For the listing below, give the number of lines in which "ENSTİTÜSÜ" occurs. Add nothing.

** begin Data for this exercise **

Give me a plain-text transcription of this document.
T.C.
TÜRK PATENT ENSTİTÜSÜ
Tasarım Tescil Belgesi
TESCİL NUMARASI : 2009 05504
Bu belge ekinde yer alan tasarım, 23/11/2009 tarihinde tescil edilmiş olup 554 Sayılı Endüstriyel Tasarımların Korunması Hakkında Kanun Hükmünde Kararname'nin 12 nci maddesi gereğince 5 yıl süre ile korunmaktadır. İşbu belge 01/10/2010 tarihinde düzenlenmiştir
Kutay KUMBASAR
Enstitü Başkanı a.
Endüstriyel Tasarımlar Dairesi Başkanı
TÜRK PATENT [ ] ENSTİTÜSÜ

** end Data for this exercise **

## The answer
2